▸ **Data entries**
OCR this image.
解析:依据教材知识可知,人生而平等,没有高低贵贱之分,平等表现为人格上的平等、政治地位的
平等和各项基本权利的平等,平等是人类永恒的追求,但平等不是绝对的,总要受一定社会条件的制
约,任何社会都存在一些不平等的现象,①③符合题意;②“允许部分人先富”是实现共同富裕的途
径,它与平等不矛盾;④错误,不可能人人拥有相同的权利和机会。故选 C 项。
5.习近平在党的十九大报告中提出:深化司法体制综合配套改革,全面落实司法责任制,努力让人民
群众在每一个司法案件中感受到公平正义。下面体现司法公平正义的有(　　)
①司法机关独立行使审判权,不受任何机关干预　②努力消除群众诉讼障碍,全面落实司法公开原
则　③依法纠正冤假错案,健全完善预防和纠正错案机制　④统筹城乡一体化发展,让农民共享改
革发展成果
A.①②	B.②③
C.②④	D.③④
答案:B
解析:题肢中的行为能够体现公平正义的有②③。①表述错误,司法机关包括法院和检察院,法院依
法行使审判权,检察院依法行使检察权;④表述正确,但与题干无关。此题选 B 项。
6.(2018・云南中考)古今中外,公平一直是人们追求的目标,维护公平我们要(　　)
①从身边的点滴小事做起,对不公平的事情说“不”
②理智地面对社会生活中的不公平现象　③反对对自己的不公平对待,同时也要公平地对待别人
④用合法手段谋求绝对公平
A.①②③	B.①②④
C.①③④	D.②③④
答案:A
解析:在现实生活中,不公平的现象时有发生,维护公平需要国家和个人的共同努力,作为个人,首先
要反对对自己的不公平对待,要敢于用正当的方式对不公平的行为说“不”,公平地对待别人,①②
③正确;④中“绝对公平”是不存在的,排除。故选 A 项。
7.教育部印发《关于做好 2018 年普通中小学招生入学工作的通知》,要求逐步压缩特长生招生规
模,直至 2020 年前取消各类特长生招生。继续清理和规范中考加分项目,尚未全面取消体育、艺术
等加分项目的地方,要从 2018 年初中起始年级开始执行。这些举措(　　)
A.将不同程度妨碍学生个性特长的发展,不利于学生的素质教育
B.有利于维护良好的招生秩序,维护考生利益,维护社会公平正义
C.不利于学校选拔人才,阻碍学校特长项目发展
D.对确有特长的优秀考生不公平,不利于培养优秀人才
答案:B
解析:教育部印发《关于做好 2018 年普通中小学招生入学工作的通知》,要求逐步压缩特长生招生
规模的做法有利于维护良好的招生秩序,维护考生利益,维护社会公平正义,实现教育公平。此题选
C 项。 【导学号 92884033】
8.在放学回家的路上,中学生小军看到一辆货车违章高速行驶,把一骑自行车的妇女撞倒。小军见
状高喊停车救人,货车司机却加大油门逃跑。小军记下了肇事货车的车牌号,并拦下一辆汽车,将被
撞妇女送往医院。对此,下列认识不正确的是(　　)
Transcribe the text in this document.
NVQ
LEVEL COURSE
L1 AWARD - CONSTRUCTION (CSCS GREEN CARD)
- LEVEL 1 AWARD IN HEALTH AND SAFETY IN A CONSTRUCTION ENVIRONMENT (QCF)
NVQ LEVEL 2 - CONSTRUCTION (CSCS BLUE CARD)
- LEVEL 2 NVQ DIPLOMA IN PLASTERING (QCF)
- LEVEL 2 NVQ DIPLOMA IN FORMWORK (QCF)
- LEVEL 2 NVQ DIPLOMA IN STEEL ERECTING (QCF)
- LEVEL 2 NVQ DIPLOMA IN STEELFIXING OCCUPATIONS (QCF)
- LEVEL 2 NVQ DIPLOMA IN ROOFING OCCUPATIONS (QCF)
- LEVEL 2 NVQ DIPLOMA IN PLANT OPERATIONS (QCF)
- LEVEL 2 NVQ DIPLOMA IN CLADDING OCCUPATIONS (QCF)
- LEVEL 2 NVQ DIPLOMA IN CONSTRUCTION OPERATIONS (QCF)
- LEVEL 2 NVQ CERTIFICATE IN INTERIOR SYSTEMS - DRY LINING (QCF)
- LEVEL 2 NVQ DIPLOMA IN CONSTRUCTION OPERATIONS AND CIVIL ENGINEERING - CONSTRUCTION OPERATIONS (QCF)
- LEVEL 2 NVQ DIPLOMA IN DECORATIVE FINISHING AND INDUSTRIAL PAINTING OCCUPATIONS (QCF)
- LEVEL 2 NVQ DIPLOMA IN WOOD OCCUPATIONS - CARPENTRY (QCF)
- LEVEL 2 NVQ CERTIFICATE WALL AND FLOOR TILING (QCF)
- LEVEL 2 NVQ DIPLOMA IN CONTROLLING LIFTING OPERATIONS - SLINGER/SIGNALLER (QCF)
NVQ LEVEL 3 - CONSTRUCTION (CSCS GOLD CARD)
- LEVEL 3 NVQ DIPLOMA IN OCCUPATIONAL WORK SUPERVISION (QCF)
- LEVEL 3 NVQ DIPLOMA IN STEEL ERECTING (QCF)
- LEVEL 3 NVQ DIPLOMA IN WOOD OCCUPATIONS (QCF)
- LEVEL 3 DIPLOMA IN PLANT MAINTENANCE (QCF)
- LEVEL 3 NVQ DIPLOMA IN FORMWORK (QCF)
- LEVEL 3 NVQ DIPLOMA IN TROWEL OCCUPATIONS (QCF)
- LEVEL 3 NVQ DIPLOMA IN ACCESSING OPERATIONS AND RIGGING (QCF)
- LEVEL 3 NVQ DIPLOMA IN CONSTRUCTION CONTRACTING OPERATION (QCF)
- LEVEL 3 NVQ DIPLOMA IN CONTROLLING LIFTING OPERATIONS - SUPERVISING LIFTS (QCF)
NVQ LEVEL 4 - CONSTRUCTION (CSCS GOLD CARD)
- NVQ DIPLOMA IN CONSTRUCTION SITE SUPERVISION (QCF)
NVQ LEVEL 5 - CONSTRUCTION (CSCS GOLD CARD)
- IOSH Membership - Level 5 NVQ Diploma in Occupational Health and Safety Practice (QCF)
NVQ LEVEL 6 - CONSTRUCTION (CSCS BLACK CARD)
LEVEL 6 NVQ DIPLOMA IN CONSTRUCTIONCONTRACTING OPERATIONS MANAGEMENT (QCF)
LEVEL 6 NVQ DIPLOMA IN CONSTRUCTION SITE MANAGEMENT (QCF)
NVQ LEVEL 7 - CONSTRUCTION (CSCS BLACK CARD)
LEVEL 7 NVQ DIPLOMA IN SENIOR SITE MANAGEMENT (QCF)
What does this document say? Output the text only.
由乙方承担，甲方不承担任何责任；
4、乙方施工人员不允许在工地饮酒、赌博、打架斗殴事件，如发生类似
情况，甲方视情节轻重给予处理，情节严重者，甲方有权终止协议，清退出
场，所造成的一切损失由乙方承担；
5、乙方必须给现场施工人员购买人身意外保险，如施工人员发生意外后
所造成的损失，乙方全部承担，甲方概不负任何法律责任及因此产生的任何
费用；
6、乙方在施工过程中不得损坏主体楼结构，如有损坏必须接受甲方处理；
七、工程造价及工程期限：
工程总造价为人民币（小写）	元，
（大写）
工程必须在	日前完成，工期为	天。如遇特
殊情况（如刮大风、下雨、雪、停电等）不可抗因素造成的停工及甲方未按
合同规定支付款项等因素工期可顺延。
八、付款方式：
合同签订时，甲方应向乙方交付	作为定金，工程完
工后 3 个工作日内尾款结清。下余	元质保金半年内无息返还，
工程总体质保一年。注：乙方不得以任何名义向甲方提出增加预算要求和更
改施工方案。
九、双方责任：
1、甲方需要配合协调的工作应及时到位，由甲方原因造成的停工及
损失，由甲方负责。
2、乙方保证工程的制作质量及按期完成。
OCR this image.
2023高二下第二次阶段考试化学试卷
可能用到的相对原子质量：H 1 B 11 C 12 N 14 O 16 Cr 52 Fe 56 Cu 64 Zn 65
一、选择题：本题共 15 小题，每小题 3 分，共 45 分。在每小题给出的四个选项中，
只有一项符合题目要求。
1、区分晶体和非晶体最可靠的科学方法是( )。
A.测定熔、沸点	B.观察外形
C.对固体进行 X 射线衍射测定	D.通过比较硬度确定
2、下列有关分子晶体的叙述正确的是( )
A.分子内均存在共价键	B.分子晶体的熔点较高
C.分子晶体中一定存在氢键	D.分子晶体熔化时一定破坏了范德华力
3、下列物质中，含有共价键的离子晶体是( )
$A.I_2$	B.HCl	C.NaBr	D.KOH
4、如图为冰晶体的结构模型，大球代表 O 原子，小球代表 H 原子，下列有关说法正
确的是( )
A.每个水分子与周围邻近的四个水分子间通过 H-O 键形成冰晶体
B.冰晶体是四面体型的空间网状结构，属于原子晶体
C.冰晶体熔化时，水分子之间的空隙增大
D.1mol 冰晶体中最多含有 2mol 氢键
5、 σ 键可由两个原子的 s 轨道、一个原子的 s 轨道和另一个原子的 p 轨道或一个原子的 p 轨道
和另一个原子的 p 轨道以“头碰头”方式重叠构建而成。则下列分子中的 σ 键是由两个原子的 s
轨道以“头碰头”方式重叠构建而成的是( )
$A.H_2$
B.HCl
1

▸ **Aim**
Using the entries above, find all lines with "SUPERVISION". Copy them.

▸ **In response**
- LEVEL 3 NVQ DIPLOMA IN OCCUPATIONAL WORK SUPERVISION (QCF)
- NVQ DIPLOMA IN CONSTRUCTION SITE SUPERVISION (QCF)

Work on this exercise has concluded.